_The request:_ Copy out every line exactly as given.
______
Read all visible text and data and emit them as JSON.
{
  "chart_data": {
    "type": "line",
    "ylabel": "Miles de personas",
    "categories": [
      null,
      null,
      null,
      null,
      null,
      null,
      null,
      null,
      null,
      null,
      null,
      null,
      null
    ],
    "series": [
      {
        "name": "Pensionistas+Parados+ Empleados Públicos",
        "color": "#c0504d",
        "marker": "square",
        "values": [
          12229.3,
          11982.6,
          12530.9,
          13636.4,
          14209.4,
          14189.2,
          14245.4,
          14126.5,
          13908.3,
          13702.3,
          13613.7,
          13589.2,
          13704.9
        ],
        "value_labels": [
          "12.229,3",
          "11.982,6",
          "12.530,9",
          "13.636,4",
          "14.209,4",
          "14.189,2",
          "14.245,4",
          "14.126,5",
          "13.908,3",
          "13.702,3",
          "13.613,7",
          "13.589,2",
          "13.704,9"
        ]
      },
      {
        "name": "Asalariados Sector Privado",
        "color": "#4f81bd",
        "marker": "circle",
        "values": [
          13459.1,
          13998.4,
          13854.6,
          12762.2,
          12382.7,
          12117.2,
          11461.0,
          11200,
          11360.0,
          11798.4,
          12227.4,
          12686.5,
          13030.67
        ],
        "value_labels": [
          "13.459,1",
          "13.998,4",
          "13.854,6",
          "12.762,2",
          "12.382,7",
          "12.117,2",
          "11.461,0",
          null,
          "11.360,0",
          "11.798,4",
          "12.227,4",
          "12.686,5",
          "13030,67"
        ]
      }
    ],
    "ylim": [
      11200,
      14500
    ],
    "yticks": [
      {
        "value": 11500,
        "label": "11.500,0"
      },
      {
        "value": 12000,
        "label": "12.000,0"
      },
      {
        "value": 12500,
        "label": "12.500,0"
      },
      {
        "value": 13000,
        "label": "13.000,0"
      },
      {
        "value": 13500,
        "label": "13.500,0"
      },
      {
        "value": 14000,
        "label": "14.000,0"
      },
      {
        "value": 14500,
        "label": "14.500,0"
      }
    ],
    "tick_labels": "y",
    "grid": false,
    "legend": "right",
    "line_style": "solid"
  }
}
______
_Reply to the task:_
Read all visible text and data and emit them as JSON.
{
  "chart_data": {
    "type": "line",
    "ylabel": "Miles de personas",
    "categories": [
      null,
      null,
      null,
      null,
      null,
      null,
      null,
      null,
      null,
      null,
      null,
      null,
      null
    ],
    "series": [
      {
        "name": "Pensionistas+Parados+ Empleados Públicos",
        "color": "#c0504d",
        "marker": "square",
        "values": [
          12229.3,
          11982.6,
          12530.9,
          13636.4,
          14209.4,
          14189.2,
          14245.4,
          14126.5,
          13908.3,
          13702.3,
          13613.7,
          13589.2,
          13704.9
        ],
        "value_labels": [
          "12.229,3",
          "11.982,6",
          "12.530,9",
          "13.636,4",
          "14.209,4",
          "14.189,2",
          "14.245,4",
          "14.126,5",
          "13.908,3",
          "13.702,3",
          "13.613,7",
          "13.589,2",
          "13.704,9"
        ]
      },
      {
        "name": "Asalariados Sector Privado",
        "color": "#4f81bd",
        "marker": "circle",
        "values": [
          13459.1,
          13998.4,
          13854.6,
          12762.2,
          12382.7,
          12117.2,
          11461.0,
          11200,
          11360.0,
          11798.4,
          12227.4,
          12686.5,
          13030.67
        ],
        "value_labels": [
          "13.459,1",
          "13.998,4",
          "13.854,6",
          "12.762,2",
          "12.382,7",
          "12.117,2",
          "11.461,0",
          null,
          "11.360,0",
          "11.798,4",
          "12.227,4",
          "12.686,5",
          "13030,67"
        ]
      }
    ],
    "ylim": [
      11200,
      14500
    ],
    "yticks": [
      {
        "value": 11500,
        "label": "11.500,0"
      },
      {
        "value": 12000,
        "label": "12.000,0"
      },
      {
        "value": 12500,
        "label": "12.500,0"
      },
      {
        "value": 13000,
        "label": "13.000,0"
      },
      {
        "value": 13500,
        "label": "13.500,0"
      },
      {
        "value": 14000,
        "label": "14.000,0"
      },
      {
        "value": 14500,
        "label": "14.500,0"
      }
    ],
    "tick_labels": "y",
    "grid": false,
    "legend": "right",
    "line_style": "solid"
  }
}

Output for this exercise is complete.